● **Written problem**
Copy every line of the data in which the word "ncroissantes" occurs.

(Chart and figure data)
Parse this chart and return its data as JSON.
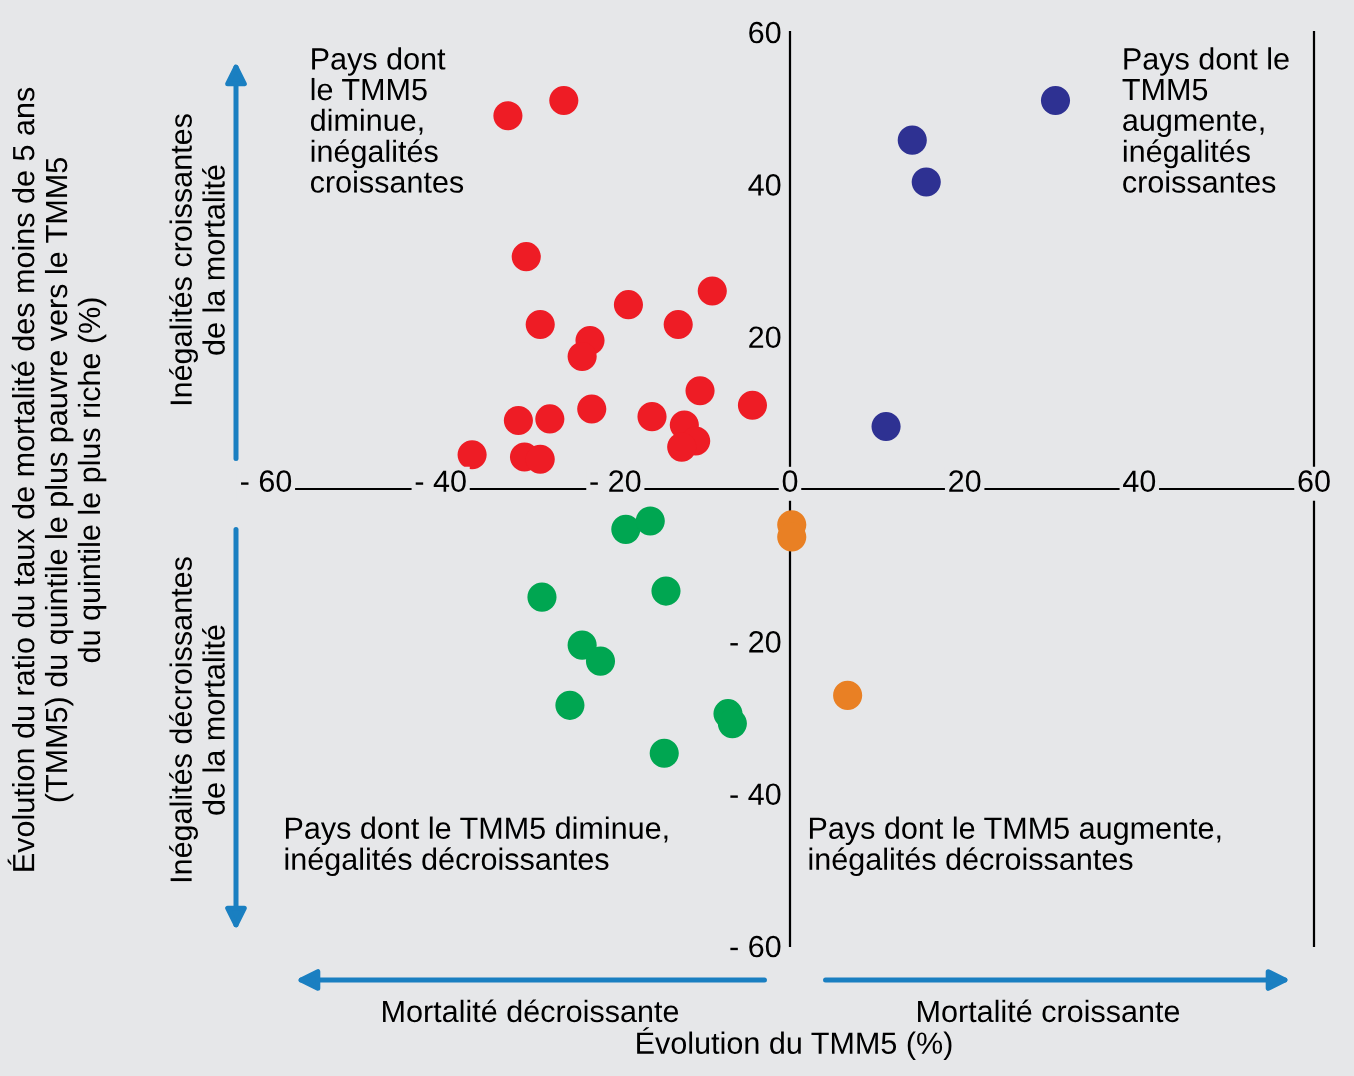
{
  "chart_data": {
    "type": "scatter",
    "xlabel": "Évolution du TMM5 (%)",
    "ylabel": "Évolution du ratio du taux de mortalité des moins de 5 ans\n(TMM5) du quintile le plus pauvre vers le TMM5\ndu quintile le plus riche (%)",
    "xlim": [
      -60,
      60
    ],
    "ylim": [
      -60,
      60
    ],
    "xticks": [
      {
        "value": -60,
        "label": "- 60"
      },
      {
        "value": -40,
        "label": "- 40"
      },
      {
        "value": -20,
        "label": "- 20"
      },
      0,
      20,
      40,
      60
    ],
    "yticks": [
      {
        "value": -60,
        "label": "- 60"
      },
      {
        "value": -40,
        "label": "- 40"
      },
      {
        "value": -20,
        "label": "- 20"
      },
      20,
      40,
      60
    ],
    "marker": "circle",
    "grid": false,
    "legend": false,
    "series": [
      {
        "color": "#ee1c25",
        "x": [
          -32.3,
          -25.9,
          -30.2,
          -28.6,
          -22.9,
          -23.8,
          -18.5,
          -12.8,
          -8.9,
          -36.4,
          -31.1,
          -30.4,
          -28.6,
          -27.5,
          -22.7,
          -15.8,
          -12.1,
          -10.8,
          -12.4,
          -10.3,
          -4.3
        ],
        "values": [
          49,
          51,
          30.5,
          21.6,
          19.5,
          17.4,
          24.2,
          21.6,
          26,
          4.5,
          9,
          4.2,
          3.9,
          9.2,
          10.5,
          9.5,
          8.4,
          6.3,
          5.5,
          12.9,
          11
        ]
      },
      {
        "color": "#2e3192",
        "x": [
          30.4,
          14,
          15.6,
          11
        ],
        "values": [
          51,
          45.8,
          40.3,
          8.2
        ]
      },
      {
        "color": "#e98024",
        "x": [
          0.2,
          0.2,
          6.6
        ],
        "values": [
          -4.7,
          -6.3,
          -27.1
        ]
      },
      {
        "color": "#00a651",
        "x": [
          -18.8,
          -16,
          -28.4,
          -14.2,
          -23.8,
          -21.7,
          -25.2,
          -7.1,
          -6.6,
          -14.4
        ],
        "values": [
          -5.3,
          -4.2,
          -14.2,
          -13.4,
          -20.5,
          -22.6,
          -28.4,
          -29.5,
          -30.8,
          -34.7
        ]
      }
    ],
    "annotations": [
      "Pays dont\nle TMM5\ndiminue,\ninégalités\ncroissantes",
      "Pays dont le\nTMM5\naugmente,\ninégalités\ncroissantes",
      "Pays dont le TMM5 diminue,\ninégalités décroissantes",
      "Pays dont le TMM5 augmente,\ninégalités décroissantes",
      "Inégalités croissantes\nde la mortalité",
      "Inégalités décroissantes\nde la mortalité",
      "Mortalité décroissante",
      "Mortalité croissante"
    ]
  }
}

● **Correct answer**
      "Pays dont\nle TMM5\ndiminue,\ninégalités\ncroissantes",
      "Pays dont le\nTMM5\naugmente,\ninégalités\ncroissantes",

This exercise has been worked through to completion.